··· ИЗБРАННЫЙ ФРАГМЕНТ ···

М.Е. Марков. Искусство как процесс. М., 1970
«5. Перенесение: генезис и некоторые разновидности
Процесс перенесения, как уже говорилось, в подавляющем большинстве случаев сам по себе не осознается, хотя и «испытывается» – мы ощущаем лишь последствия его «работы». Работа же эта весьма сложна, значительно сложнее, чем может показаться на первый взгляд. Известное упрощение, схематизация ее, которую мы сознательно будем допускать дальше, является лишь следствием обычного несовершенства описания любых сложных явлений. Допуская это упрощение и обходя многие, в том числе существенные подробности, мы можем представить себе линию развития перенесения следующим образом.

··· ИСХОДНЫЕ ДАННЫЕ ···

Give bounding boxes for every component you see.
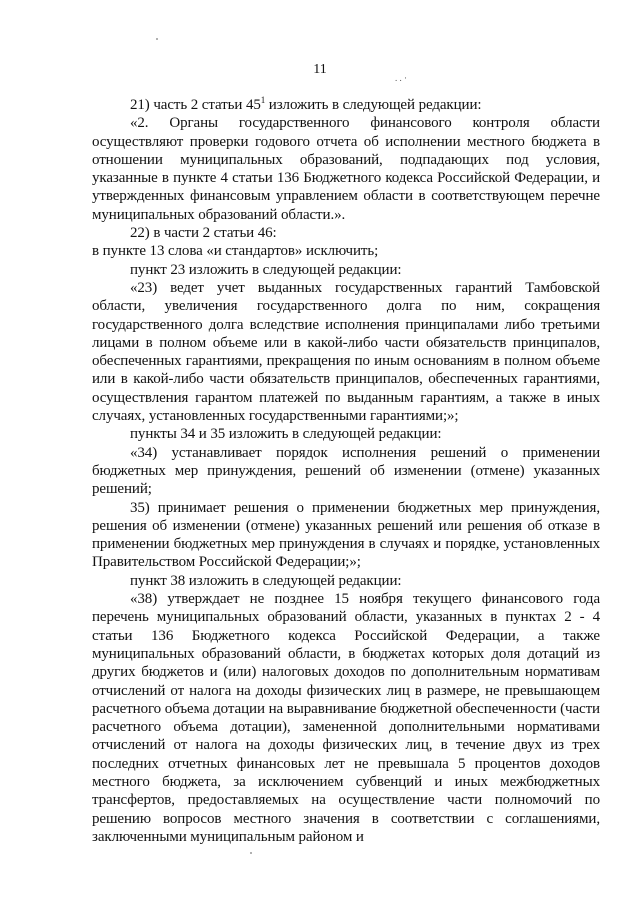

···

◆ ЗАДАНИЯ ◆
**1.** Перепишите отрывок фрагмента о перенесении от слов «М.Е. Марков. Искусство» до слов «перенесения следующим образом.» включительно, поставив «с первого взгляда» вместо «на первый взгляд».
**2.** Объясните по фрагменту о перенесении, почему при описании работы перенесения допускается упрощение и схематизация.

◆ ПРАВИЛЬНЫЕ ОТВЕТЫ ◆
**1.**
М.Е. Марков. Искусство как процесс. М., 1970
«5. Перенесение: генезис и некоторые разновидности
Процесс перенесения, как уже говорилось, в подавляющем большинстве случаев сам по себе не осознается, хотя и «испытывается» – мы ощущаем лишь последствия его «работы». Работа же эта весьма сложна, значительно сложнее, чем может показаться с первого взгляда. Известное упрощение, схематизация ее, которую мы сознательно будем допускать дальше, является лишь следствием обычного несовершенства описания любых сложных явлений. Допуская это упрощение и обходя многие, в том числе существенные подробности, мы можем представить себе линию развития перенесения следующим образом.

**2.** Упрощение и схематизация здесь лишь следствие обычного несовершенства описания любых сложных явлений. Сама работа перенесения весьма сложна, значительно сложнее, чем может показаться на первый взгляд.